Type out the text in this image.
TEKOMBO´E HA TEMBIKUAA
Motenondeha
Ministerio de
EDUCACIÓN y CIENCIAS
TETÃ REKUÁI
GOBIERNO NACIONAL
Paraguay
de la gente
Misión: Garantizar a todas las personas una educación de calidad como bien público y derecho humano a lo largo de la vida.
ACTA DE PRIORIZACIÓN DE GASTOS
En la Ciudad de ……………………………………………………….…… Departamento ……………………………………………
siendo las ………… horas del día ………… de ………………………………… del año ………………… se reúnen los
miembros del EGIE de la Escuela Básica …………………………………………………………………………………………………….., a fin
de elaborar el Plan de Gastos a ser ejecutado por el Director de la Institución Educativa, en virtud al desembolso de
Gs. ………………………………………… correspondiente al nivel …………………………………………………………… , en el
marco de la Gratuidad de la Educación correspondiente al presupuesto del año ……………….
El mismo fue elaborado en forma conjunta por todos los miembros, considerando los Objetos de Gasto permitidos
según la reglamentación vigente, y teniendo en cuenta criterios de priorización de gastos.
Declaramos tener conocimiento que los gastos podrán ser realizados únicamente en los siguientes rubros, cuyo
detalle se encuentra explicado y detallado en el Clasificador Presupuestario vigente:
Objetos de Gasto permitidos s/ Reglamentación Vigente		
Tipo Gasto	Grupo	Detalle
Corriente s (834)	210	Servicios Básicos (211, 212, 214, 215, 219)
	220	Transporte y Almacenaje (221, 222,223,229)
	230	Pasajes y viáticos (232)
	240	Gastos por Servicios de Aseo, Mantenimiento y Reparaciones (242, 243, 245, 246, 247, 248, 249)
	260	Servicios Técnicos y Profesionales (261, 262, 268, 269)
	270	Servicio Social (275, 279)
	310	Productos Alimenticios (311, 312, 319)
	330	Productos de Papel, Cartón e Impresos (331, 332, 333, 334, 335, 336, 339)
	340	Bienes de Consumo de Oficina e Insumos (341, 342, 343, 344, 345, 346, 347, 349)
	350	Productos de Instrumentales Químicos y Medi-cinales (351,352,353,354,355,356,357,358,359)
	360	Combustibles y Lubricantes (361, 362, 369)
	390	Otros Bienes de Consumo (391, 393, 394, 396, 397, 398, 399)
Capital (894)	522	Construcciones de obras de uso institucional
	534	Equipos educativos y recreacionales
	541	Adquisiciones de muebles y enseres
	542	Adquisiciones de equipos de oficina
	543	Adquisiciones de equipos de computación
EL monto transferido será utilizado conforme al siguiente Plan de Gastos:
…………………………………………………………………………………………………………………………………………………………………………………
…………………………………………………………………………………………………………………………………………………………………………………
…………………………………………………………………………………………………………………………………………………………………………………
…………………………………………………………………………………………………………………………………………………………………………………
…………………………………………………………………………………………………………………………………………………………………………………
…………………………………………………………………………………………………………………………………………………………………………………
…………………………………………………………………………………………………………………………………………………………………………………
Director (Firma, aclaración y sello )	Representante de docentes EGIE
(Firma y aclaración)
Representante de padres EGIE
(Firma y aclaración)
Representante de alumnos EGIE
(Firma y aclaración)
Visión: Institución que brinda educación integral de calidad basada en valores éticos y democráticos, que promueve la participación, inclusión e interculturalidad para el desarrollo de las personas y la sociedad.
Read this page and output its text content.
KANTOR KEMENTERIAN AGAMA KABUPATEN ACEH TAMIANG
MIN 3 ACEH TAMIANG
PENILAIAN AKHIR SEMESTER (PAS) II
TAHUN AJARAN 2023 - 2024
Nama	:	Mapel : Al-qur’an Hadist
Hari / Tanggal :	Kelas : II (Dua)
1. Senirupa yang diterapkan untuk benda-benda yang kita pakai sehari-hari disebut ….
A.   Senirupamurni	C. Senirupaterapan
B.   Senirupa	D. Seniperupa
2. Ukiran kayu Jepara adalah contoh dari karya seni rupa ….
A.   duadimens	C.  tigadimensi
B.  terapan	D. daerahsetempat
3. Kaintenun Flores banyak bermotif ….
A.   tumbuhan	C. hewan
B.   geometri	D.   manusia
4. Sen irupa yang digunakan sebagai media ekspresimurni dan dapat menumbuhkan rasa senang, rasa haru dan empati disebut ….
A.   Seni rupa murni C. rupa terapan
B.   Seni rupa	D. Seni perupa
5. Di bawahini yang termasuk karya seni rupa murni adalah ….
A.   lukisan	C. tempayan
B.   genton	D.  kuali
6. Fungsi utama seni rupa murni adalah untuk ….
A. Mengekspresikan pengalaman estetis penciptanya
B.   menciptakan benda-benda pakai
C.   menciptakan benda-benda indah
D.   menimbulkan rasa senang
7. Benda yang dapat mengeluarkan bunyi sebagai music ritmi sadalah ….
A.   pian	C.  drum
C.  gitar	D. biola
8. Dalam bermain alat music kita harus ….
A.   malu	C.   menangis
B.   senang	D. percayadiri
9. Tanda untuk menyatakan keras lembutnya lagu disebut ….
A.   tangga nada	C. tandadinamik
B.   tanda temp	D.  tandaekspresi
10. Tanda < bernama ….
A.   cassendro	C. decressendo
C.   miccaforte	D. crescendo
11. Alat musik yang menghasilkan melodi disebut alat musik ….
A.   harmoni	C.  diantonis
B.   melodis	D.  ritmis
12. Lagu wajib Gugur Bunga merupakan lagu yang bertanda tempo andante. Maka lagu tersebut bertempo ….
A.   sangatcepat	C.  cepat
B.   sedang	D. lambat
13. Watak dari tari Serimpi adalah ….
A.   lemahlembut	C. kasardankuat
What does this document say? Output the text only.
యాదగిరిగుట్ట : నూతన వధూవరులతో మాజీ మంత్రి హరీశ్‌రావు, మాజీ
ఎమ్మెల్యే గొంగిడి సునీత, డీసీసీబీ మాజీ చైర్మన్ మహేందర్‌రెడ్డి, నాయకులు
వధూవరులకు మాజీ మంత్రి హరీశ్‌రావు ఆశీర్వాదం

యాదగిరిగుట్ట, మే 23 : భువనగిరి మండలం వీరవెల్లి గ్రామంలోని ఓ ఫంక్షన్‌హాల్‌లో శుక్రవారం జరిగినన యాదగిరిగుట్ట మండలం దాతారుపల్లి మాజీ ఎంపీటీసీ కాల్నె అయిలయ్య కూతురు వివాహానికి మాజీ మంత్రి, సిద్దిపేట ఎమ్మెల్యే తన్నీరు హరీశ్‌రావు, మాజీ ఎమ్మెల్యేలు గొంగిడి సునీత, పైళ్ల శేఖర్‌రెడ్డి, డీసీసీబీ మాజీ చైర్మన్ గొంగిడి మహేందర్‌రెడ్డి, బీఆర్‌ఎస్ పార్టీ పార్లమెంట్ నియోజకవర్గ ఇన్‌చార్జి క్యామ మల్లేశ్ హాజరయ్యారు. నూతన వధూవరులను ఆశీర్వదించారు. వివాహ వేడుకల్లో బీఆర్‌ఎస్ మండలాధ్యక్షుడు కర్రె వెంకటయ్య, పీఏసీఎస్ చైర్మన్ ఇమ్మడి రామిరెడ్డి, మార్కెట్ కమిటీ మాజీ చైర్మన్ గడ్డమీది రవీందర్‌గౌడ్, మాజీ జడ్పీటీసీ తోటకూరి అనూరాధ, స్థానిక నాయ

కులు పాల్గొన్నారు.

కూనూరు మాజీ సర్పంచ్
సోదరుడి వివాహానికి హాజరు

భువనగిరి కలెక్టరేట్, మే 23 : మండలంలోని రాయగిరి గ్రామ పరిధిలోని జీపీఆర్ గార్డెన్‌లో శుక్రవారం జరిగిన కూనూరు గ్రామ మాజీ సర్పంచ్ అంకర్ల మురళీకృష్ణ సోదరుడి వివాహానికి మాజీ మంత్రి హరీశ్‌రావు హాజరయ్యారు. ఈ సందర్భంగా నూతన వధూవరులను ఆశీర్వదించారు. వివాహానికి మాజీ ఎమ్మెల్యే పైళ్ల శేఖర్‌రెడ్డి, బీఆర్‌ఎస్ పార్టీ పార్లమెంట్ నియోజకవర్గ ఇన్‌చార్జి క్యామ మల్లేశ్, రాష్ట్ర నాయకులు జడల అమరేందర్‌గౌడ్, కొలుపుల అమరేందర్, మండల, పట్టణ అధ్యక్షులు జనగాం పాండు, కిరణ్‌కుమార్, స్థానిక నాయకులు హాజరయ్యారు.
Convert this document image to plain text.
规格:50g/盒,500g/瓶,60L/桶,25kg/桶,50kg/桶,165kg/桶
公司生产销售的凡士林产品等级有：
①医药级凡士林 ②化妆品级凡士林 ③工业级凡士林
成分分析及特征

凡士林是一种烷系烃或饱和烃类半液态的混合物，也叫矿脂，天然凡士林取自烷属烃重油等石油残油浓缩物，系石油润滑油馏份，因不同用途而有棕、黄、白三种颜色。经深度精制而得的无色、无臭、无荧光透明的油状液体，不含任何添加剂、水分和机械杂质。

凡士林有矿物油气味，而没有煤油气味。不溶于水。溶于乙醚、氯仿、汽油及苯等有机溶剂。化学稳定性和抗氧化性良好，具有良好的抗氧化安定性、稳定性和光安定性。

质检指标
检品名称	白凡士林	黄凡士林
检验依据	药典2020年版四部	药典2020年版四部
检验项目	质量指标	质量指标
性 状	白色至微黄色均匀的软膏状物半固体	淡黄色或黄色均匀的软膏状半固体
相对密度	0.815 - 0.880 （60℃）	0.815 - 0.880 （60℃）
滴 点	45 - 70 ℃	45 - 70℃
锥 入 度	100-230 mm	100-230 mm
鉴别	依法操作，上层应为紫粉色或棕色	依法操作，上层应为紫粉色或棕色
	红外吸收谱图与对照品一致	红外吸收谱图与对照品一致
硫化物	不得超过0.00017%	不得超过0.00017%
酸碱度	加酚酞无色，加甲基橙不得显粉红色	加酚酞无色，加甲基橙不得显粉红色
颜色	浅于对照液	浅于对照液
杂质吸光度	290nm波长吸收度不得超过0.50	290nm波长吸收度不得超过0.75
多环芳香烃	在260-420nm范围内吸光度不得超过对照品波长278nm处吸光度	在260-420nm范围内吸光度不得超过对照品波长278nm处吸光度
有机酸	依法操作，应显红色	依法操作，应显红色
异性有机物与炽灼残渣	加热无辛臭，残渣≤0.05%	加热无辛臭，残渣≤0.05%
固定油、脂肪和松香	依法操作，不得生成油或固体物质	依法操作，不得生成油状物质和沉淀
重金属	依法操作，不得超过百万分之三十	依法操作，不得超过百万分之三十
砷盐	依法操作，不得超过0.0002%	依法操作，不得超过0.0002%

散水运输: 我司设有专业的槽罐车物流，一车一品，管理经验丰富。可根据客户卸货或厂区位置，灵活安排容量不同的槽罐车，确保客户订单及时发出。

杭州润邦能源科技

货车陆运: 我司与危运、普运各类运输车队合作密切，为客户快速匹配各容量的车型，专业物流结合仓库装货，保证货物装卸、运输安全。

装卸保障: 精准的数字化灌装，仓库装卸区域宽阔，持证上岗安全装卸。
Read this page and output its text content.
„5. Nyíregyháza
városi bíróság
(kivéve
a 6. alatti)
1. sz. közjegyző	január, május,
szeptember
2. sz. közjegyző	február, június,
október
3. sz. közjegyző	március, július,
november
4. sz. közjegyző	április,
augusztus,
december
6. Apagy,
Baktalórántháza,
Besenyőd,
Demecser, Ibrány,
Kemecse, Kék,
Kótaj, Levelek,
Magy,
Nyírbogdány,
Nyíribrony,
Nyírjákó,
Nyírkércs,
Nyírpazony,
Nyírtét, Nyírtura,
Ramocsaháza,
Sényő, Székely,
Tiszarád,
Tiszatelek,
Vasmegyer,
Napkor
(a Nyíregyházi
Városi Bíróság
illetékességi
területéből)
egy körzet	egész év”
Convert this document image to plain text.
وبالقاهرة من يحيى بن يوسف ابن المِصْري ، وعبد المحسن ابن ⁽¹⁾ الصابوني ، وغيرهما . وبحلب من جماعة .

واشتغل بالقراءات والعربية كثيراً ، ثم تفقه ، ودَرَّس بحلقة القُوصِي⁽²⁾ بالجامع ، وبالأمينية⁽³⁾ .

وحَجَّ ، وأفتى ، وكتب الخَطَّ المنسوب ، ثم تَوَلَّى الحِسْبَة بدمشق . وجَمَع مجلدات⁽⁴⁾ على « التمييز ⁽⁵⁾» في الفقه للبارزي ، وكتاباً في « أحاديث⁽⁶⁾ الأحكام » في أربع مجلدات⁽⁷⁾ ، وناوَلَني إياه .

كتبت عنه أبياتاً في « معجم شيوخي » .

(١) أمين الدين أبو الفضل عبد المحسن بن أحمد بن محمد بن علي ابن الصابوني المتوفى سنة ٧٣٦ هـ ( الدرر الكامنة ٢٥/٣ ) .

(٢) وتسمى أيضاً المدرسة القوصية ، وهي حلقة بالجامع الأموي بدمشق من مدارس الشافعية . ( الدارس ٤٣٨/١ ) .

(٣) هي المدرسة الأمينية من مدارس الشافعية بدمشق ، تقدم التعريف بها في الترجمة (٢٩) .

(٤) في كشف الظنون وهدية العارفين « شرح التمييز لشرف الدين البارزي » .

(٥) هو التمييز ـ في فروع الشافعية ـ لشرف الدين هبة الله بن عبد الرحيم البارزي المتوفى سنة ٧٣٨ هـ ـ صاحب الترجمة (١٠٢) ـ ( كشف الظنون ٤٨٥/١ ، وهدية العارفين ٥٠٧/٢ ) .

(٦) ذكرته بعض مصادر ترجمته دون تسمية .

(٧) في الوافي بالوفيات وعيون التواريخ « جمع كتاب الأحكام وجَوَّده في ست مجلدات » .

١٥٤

════════════════

[WHAT YOU WILL DO] From the listing above, copy every line that includes the word "personas".

[ANSWER FOR THE TASK]
Misión: Garantizar a todas las personas una educación de calidad como bien público y derecho humano a lo largo de la vida.
Visión: Institución que brinda educación integral de calidad basada en valores éticos y democráticos, que promueve la participación, inclusión e interculturalidad para el desarrollo de las personas y la sociedad.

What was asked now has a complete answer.